### TASK INSTRUCTIONS
Below are the records; pull every line that includes "website".

### SUPPLIED DATA
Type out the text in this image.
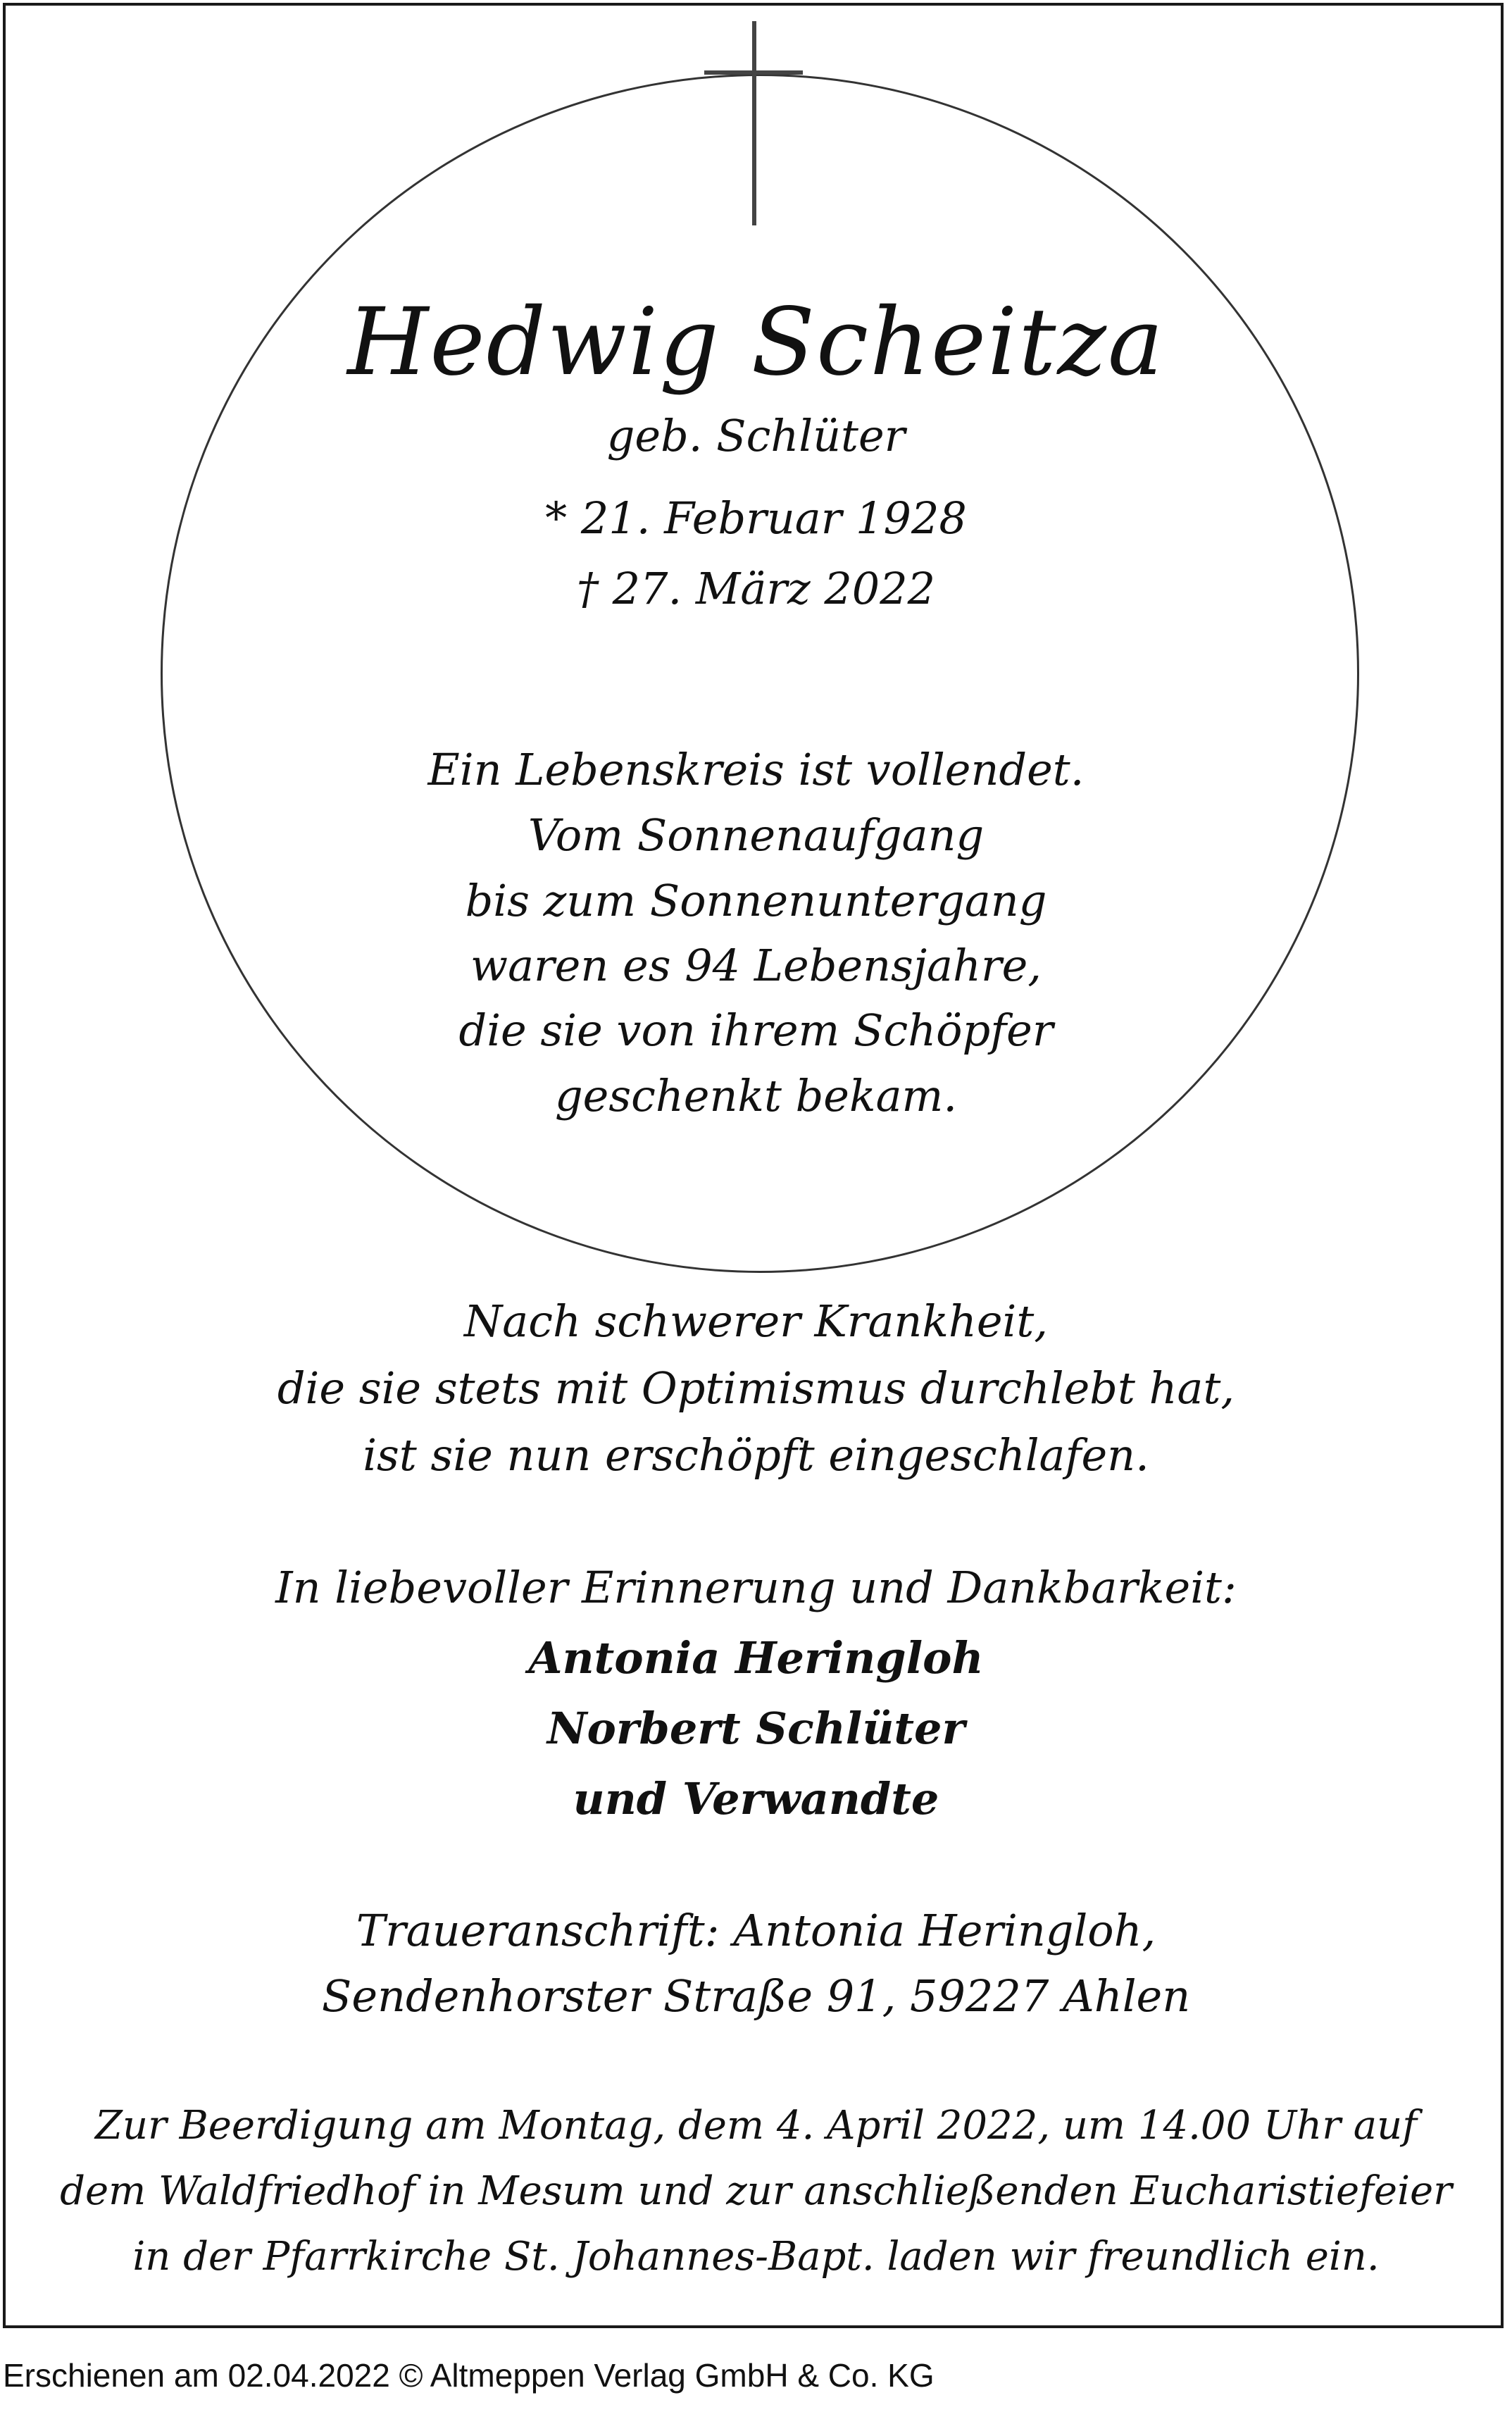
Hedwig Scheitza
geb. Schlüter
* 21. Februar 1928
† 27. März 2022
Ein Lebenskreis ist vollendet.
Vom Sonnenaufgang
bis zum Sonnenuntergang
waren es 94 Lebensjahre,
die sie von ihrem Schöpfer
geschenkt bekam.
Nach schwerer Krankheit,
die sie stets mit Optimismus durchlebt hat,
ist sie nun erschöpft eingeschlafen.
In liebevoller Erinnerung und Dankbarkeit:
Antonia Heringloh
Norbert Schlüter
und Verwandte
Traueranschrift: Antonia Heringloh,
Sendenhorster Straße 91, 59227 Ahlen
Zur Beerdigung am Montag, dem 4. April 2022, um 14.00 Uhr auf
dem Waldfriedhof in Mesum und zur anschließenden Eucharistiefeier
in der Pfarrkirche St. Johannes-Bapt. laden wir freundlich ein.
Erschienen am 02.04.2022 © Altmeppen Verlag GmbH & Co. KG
---
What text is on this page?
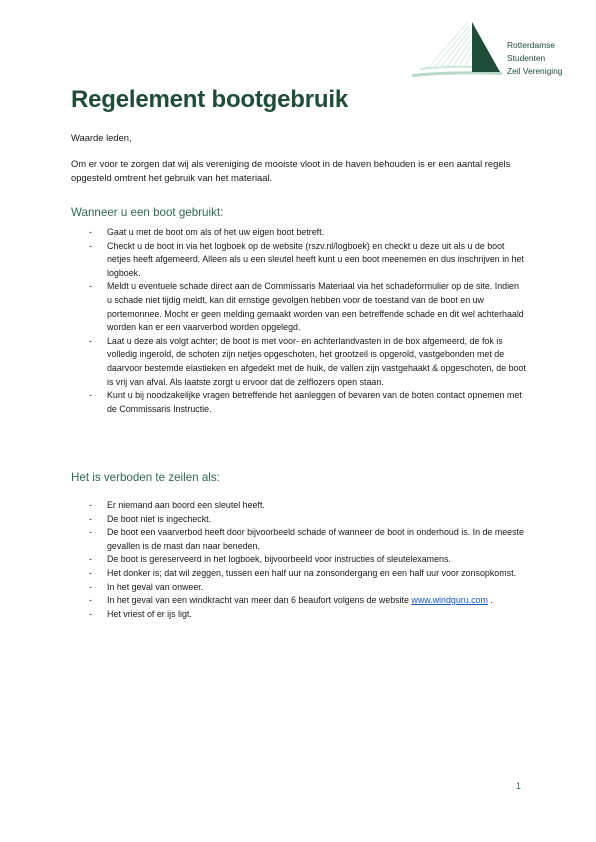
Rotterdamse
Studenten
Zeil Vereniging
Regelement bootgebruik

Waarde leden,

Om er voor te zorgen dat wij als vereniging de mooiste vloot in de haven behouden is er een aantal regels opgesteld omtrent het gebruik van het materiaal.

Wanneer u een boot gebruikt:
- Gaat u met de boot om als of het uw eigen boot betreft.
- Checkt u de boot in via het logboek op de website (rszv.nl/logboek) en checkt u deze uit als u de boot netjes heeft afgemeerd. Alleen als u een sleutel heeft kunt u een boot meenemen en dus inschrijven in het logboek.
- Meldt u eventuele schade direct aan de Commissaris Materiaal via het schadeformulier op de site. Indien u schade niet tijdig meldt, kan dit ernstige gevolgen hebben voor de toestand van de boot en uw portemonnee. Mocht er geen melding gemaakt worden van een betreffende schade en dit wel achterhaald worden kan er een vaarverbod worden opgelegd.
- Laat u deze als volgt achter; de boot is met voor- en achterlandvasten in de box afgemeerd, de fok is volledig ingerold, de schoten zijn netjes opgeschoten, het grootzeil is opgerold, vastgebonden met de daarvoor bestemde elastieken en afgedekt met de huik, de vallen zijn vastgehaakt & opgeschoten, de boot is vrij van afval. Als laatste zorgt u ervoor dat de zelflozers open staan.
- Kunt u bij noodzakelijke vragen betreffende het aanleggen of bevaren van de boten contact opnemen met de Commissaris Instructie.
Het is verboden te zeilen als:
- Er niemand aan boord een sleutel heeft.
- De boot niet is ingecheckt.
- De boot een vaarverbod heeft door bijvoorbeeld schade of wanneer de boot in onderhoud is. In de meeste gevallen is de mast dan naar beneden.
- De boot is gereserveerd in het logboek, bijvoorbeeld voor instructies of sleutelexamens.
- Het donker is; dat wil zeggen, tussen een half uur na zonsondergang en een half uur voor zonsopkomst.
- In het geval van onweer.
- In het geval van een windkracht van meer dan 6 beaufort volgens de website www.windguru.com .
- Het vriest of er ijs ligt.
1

### RESPONSE TO THIS EXERCISE
- Checkt u de boot in via het logboek op de website (rszv.nl/logboek) en checkt u deze uit als u de boot netjes heeft afgemeerd. Alleen als u een sleutel heeft kunt u een boot meenemen en dus inschrijven in het logboek.
- In het geval van een windkracht van meer dan 6 beaufort volgens de website www.windguru.com .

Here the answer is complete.